◆ **OBJECTIVE**: From the listing below, extract each line containing the string "ecuaţiei".

◆ **EXERCISE MATERIAL**:
** Start **
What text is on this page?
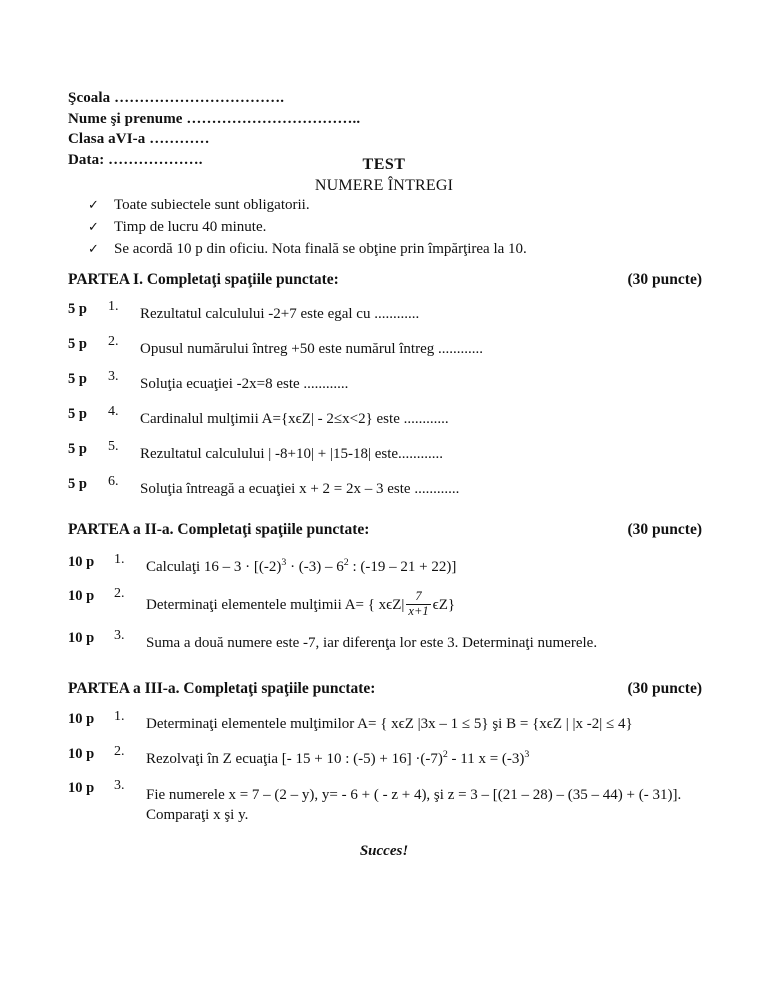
Şcoala …………………………….
Nume şi prenume ……………………………..
Clasa aVI-a …………
Data: ……………….	TEST
NUMERE ÎNTREGI
✓	Toate subiectele sunt obligatorii.
✓	Timp de lucru 40 minute.
✓	Se acordă 10 p din oficiu. Nota finală se obţine prin împărţirea la 10.
PARTEA I. Completaţi spaţiile punctate:	(30 puncte)
5 p	1.	Rezultatul calculului -2+7 este egal cu ............
5 p	2.	Opusul numărului întreg +50 este numărul întreg ............
5 p	3.	Soluţia ecuaţiei -2x=8 este ............
5 p	4.	Cardinalul mulţimii A={xϵZ| - 2≤x<2} este ............
5 p	5.	Rezultatul calculului | -8+10| + |15-18| este............
5 p	6.	Soluţia întreagă a ecuaţiei x + 2 = 2x – 3 este ............
PARTEA a II-a. Completaţi spaţiile punctate:	(30 puncte)
10 p	1.	Calculaţi $16 - 3 \cdot [(-2)^3 \cdot (-3) - 6^2$ : (-19 – 21 + 22)]
10 p	2.
Determinaţi elementele mulţimii A= { $x\epsilon Z| \frac{7}{x+1} \epsilon Z$}
10 p	3.	Suma a două numere este -7, iar diferenţa lor este 3. Determinaţi numerele.
PARTEA a III-a. Completaţi spaţiile punctate:	(30 puncte)
10 p	1.	Determinaţi elementele mulţimilor A= { xϵZ |3x – 1 ≤ 5} şi B = {xϵZ | |x -2| ≤ 4}
10 p	2.	Rezolvaţi în Z ecuaţia [- 15 + 10 : $(-5) + 16] \cdot(-7)^2 - 11$ $x = (-3)^3$
10 p	3.
Fie numerele x = 7 – (2 – y), y= - 6 + ( - z + 4), şi z = 3 – [(21 – 28) – (35 – 44) + (- 31)].
Comparaţi x şi y.
Succes!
** End **
◆ **ANSWER FOR THE TASK**:
5 p	3.	Soluţia ecuaţiei -2x=8 este ............
5 p	6.	Soluţia întreagă a ecuaţiei x + 2 = 2x – 3 este ............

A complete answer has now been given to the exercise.